◆ Exercise details
Take each line that has the word "Federal" and return it.
▼
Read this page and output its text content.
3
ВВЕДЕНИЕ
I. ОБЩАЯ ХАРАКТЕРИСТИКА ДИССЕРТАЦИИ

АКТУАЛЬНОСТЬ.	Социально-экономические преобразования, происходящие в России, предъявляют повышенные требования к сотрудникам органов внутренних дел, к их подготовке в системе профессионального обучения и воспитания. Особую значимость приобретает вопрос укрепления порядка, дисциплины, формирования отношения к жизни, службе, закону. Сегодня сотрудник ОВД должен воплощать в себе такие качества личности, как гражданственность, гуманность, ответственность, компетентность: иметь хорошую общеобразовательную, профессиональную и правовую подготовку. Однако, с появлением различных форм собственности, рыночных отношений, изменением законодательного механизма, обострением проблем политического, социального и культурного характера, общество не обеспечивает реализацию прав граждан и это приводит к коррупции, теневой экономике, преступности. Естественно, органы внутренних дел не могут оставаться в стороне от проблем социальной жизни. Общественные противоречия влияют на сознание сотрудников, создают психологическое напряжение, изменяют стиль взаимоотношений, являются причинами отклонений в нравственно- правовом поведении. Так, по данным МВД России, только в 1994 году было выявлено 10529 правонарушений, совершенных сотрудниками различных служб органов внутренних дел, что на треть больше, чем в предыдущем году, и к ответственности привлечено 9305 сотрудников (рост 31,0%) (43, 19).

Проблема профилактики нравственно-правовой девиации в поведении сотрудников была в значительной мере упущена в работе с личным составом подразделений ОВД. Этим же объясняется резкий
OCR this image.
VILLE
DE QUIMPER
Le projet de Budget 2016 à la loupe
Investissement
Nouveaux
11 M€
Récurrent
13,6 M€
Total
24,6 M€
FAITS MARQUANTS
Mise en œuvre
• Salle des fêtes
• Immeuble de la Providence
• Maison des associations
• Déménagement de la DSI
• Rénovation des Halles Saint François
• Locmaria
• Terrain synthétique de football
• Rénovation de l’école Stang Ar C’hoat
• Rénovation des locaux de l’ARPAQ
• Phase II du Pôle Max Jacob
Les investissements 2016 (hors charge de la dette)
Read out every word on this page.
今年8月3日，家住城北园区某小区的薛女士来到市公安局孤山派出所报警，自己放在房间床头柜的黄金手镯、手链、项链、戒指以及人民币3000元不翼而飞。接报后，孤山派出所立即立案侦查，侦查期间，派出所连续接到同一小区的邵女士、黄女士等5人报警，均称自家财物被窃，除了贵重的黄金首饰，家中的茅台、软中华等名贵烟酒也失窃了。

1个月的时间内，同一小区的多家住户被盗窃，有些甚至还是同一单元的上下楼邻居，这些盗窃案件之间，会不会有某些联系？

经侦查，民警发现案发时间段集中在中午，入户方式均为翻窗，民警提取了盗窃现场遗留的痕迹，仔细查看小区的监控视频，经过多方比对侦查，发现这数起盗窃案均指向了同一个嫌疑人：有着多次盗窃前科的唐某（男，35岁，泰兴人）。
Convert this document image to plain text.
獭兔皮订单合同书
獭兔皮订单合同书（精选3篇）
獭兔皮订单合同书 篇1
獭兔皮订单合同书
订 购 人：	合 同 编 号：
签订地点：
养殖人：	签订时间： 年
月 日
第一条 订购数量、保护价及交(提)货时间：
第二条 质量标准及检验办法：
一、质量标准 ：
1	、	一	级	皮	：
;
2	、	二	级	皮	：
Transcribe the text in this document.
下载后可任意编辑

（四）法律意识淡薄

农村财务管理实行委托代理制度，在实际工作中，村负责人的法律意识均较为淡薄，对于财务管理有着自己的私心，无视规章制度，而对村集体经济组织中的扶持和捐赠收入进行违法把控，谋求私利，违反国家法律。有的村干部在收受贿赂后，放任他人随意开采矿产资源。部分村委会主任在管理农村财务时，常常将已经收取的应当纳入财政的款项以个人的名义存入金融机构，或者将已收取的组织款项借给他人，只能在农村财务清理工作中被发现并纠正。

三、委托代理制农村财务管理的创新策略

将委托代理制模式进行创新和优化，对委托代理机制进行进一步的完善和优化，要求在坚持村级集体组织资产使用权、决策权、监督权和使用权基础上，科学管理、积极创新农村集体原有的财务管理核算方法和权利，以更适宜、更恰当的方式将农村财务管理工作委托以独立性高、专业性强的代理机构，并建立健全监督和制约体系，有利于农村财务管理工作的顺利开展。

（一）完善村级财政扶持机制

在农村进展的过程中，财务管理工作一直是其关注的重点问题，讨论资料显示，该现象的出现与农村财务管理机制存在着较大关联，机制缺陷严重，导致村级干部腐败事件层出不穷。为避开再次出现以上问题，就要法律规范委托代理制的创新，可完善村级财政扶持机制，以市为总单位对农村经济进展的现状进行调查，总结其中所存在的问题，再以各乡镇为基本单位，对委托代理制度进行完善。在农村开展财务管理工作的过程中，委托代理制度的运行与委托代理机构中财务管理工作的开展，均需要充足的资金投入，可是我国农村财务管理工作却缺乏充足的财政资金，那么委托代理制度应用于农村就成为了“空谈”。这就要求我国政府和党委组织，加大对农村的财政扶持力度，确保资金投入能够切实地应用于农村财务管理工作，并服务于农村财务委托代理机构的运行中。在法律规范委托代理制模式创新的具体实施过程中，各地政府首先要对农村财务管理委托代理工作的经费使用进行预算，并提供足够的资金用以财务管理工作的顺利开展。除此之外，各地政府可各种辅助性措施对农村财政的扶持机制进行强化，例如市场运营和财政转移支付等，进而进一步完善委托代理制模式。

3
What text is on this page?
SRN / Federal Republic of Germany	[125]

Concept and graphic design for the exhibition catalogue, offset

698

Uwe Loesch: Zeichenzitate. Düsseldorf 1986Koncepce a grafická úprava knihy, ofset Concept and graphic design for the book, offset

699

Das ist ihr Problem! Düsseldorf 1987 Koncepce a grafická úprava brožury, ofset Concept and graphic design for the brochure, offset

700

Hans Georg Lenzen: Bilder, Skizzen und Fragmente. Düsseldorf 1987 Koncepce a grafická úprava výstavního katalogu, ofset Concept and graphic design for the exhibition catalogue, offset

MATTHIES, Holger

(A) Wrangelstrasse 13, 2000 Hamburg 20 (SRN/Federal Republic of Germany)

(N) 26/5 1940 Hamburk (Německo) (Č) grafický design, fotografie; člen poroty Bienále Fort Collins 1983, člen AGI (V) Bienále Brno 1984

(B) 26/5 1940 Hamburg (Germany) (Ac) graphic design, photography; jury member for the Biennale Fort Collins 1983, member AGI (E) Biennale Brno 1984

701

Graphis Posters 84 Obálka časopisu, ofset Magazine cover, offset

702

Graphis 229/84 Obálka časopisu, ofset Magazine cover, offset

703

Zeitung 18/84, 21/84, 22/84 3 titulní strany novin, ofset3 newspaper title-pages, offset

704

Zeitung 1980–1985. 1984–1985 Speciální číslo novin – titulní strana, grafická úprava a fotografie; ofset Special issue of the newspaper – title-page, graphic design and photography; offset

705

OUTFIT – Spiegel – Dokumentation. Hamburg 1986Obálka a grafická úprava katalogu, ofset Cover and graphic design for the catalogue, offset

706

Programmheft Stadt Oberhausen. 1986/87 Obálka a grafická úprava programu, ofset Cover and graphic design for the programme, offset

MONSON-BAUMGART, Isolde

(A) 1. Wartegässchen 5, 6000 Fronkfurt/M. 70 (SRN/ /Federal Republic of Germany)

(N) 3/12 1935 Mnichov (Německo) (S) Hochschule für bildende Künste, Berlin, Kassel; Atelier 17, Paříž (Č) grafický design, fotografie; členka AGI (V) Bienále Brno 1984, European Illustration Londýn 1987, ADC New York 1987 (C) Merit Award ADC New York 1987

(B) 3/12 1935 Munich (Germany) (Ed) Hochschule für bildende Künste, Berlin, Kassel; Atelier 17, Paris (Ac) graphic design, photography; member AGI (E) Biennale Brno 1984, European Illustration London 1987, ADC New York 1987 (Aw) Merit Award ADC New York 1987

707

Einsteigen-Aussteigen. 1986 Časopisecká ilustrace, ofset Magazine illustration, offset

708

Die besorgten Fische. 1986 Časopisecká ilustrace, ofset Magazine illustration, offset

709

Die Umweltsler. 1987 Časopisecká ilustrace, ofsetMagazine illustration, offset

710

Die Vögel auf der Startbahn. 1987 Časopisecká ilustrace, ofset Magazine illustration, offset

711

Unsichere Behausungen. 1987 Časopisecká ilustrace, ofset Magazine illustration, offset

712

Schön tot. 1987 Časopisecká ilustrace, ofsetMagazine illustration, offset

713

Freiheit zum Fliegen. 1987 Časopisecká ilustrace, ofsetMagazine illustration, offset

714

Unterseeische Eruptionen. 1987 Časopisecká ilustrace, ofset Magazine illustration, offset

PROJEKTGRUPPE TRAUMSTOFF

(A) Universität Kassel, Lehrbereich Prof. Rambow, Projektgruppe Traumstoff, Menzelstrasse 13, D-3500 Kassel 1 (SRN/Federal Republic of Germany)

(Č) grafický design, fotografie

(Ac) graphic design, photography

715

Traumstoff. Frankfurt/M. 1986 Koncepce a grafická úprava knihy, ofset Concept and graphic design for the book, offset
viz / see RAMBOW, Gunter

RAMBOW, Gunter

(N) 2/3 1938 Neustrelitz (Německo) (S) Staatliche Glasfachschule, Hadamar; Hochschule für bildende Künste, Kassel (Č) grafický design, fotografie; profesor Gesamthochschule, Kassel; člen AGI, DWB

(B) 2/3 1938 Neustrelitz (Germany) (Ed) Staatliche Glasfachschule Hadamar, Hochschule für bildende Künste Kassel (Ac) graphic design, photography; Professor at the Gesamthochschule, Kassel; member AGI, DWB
▲
◆ Full output
SRN / Federal Republic of Germany	[125]
(A) Wrangelstrasse 13, 2000 Hamburg 20 (SRN/Federal Republic of Germany)
(A) 1. Wartegässchen 5, 6000 Fronkfurt/M. 70 (SRN/ /Federal Republic of Germany)
(A) Universität Kassel, Lehrbereich Prof. Rambow, Projektgruppe Traumstoff, Menzelstrasse 13, D-3500 Kassel 1 (SRN/Federal Republic of Germany)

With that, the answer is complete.